Task directions: Every record should be repeated exactly, except that pictures are left out.

Dataset records:
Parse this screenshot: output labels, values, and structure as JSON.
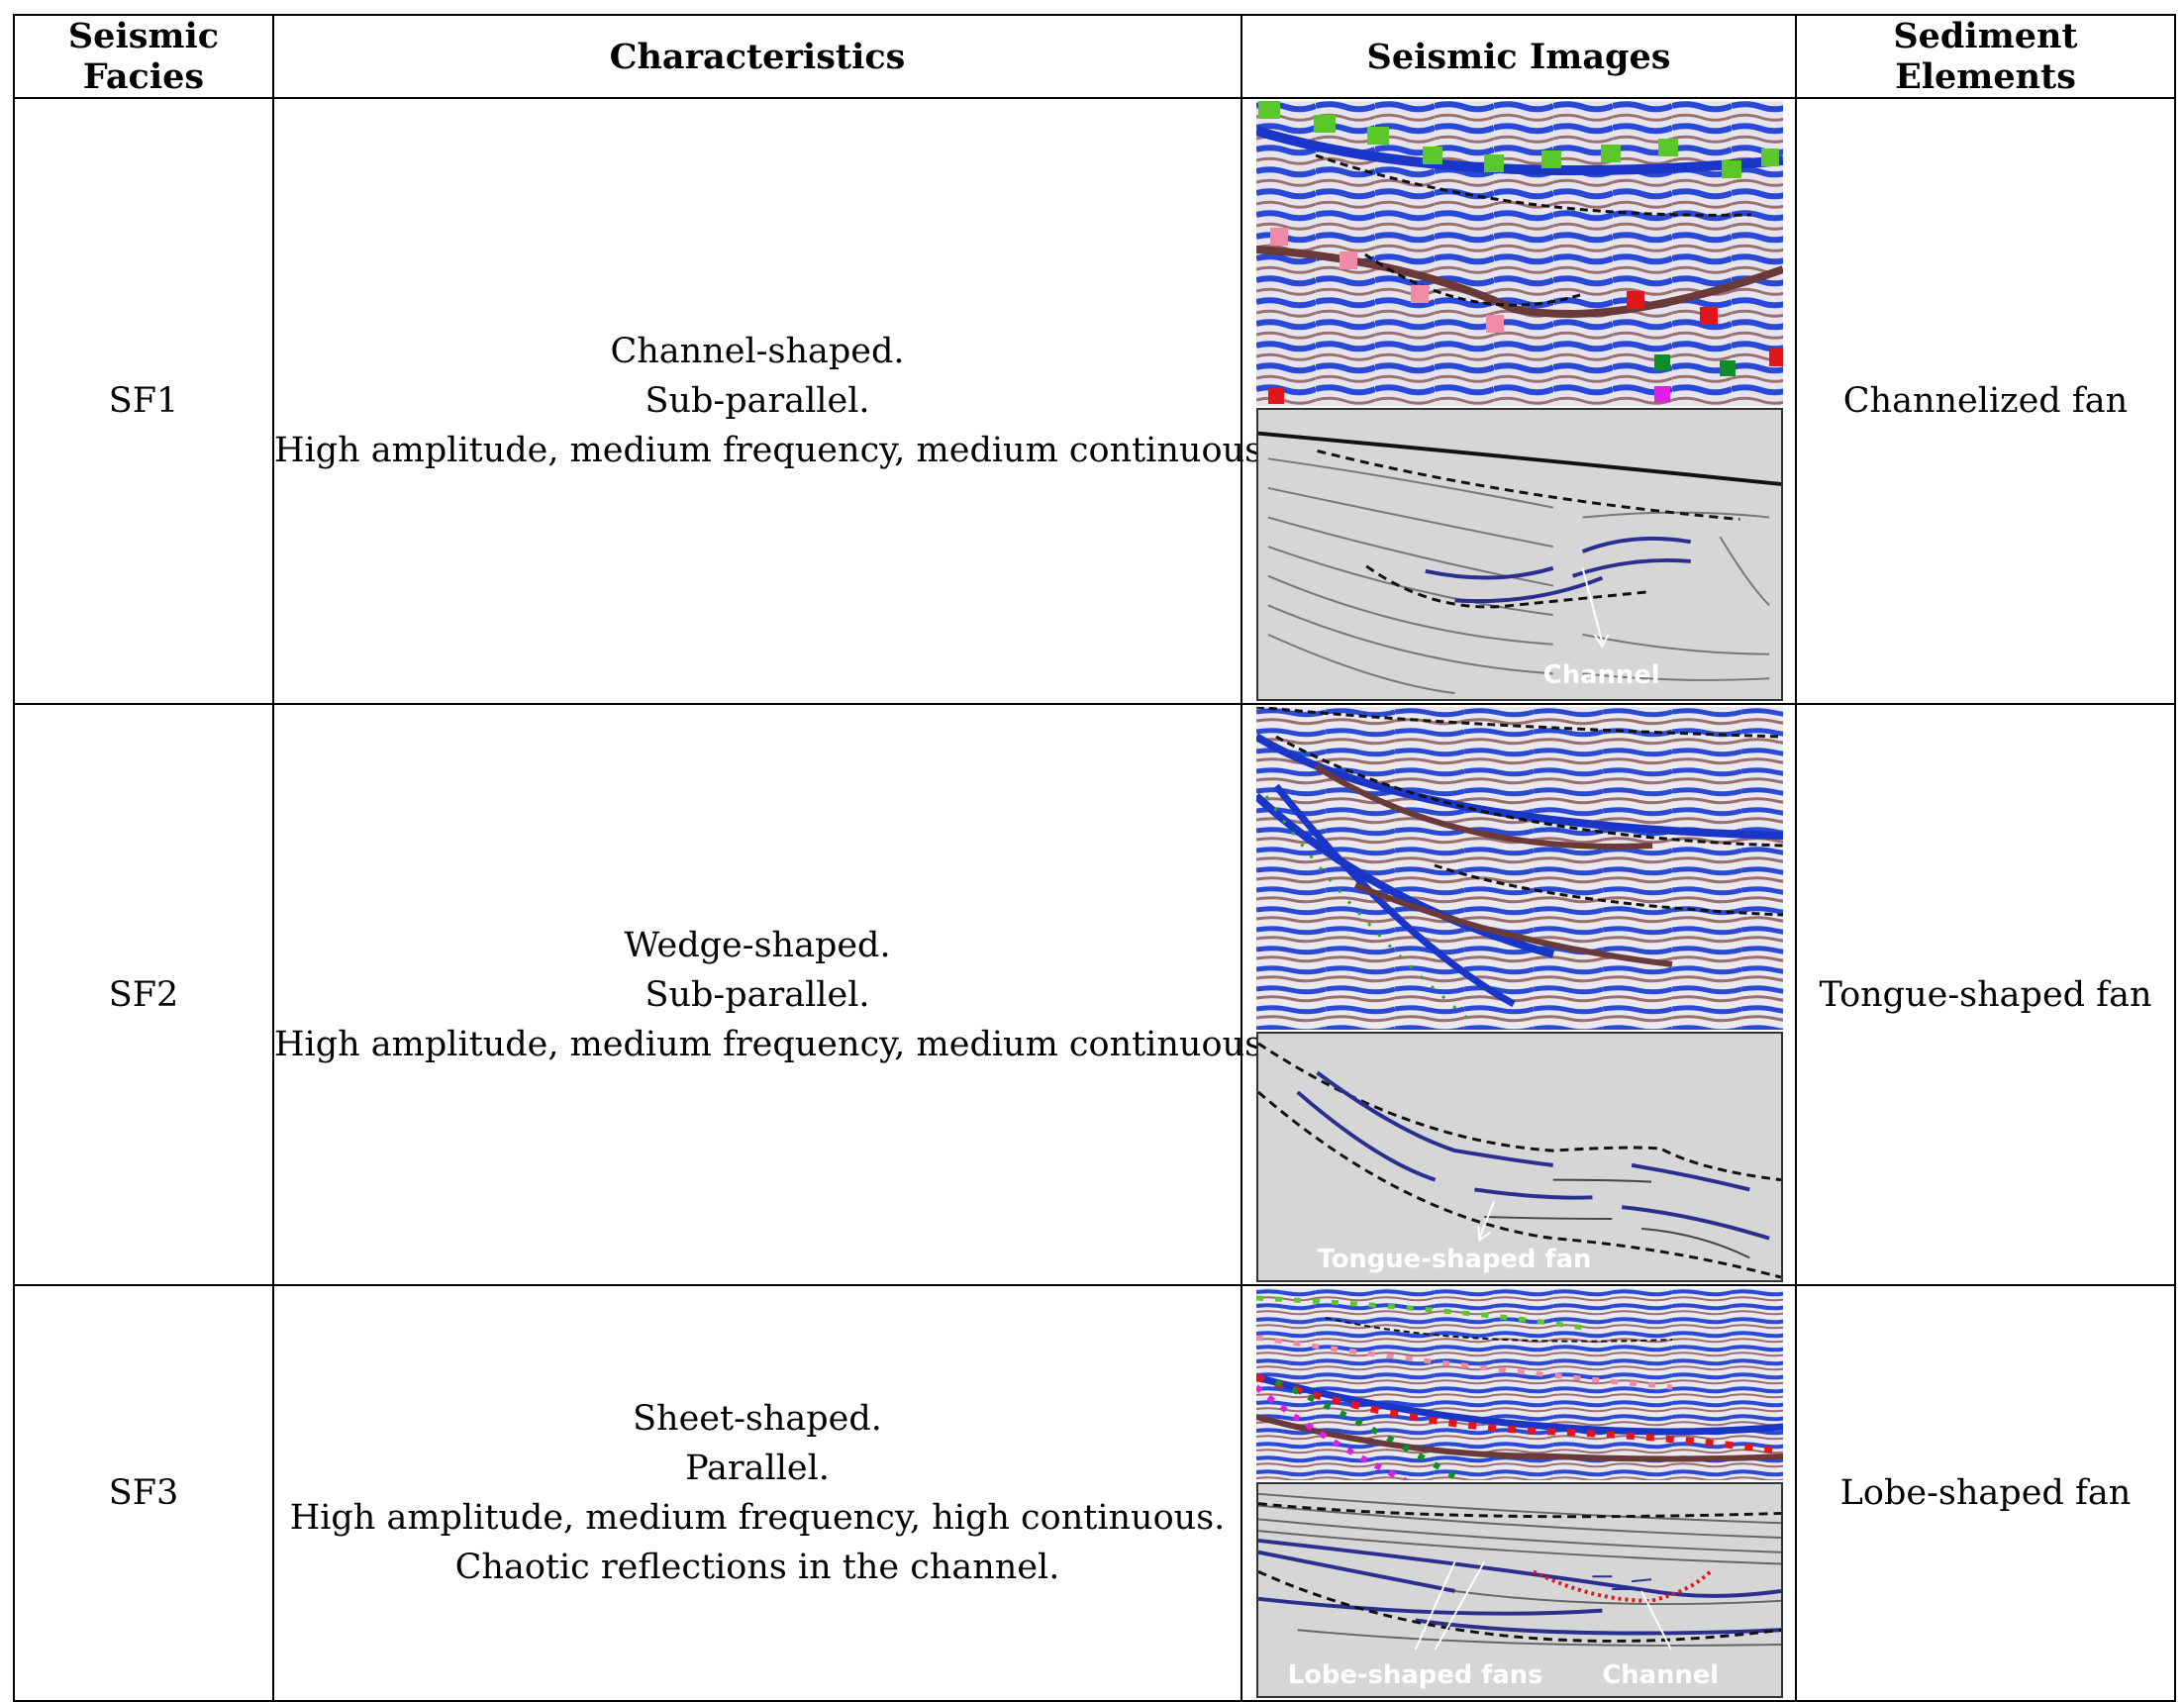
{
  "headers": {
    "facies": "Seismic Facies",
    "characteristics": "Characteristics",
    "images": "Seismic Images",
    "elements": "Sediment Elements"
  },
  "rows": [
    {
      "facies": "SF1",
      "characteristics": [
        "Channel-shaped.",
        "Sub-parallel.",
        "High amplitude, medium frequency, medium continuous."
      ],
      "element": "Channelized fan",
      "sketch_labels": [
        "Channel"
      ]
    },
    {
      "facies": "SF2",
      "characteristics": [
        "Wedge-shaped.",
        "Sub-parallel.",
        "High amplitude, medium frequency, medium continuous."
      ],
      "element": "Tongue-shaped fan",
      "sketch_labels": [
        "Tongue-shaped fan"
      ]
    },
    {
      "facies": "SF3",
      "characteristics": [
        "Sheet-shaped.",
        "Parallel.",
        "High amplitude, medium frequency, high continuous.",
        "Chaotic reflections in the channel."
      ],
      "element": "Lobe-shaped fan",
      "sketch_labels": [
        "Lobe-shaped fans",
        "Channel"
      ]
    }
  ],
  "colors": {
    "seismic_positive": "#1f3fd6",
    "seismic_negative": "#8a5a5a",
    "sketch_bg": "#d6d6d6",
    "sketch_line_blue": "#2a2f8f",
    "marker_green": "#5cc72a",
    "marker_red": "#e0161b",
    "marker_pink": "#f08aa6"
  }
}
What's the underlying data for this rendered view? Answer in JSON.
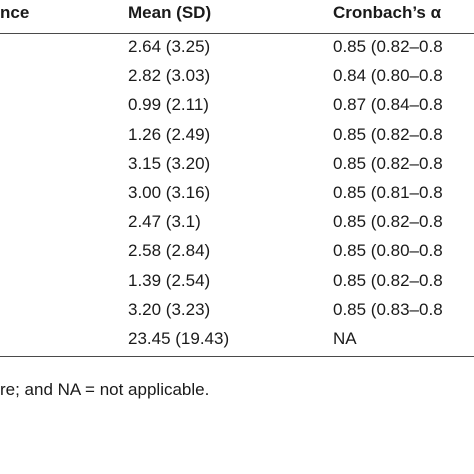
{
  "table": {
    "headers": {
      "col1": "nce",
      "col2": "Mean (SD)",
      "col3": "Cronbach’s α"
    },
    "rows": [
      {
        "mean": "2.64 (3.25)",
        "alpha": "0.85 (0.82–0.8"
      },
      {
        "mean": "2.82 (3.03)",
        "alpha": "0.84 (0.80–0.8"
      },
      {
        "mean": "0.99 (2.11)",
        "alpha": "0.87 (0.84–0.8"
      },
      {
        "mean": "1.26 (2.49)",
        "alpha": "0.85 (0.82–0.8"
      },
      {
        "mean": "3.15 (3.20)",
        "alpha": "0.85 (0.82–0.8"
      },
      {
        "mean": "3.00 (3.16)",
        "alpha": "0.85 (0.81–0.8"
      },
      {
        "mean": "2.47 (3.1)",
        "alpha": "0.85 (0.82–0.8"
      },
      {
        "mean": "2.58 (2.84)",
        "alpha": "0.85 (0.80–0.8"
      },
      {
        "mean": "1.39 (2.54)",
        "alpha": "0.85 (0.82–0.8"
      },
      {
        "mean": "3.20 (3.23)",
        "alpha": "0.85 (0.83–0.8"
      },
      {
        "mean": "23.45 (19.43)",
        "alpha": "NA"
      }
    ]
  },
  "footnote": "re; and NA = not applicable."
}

Complete output:
Parse this screenshot: output labels, values, and structure as JSON.
{
  "headers": {
    "facies": "Seismic Facies",
    "characteristics": "Characteristics",
    "images": "Seismic Images",
    "elements": "Sediment Elements"
  },
  "rows": [
    {
      "facies": "SF1",
      "characteristics": [
        "Channel-shaped.",
        "Sub-parallel.",
        "High amplitude, medium frequency, medium continuous."
      ],
      "element": "Channelized fan",
      "sketch_labels": [
        "Channel"
      ]
    },
    {
      "facies": "SF2",
      "characteristics": [
        "Wedge-shaped.",
        "Sub-parallel.",
        "High amplitude, medium frequency, medium continuous."
      ],
      "element": "Tongue-shaped fan",
      "sketch_labels": [
        "Tongue-shaped fan"
      ]
    },
    {
      "facies": "SF3",
      "characteristics": [
        "Sheet-shaped.",
        "Parallel.",
        "High amplitude, medium frequency, high continuous.",
        "Chaotic reflections in the channel."
      ],
      "element": "Lobe-shaped fan",
      "sketch_labels": [
        "Lobe-shaped fans",
        "Channel"
      ]
    }
  ],
  "colors": {
    "seismic_positive": "#1f3fd6",
    "seismic_negative": "#8a5a5a",
    "sketch_bg": "#d6d6d6",
    "sketch_line_blue": "#2a2f8f",
    "marker_green": "#5cc72a",
    "marker_red": "#e0161b",
    "marker_pink": "#f08aa6"
  }
}
What's the underlying data for this rendered view? Answer in JSON.
{
  "table": {
    "headers": {
      "col1": "nce",
      "col2": "Mean (SD)",
      "col3": "Cronbach’s α"
    },
    "rows": [
      {
        "mean": "2.64 (3.25)",
        "alpha": "0.85 (0.82–0.8"
      },
      {
        "mean": "2.82 (3.03)",
        "alpha": "0.84 (0.80–0.8"
      },
      {
        "mean": "0.99 (2.11)",
        "alpha": "0.87 (0.84–0.8"
      },
      {
        "mean": "1.26 (2.49)",
        "alpha": "0.85 (0.82–0.8"
      },
      {
        "mean": "3.15 (3.20)",
        "alpha": "0.85 (0.82–0.8"
      },
      {
        "mean": "3.00 (3.16)",
        "alpha": "0.85 (0.81–0.8"
      },
      {
        "mean": "2.47 (3.1)",
        "alpha": "0.85 (0.82–0.8"
      },
      {
        "mean": "2.58 (2.84)",
        "alpha": "0.85 (0.80–0.8"
      },
      {
        "mean": "1.39 (2.54)",
        "alpha": "0.85 (0.82–0.8"
      },
      {
        "mean": "3.20 (3.23)",
        "alpha": "0.85 (0.83–0.8"
      },
      {
        "mean": "23.45 (19.43)",
        "alpha": "NA"
      }
    ]
  },
  "footnote": "re; and NA = not applicable."
}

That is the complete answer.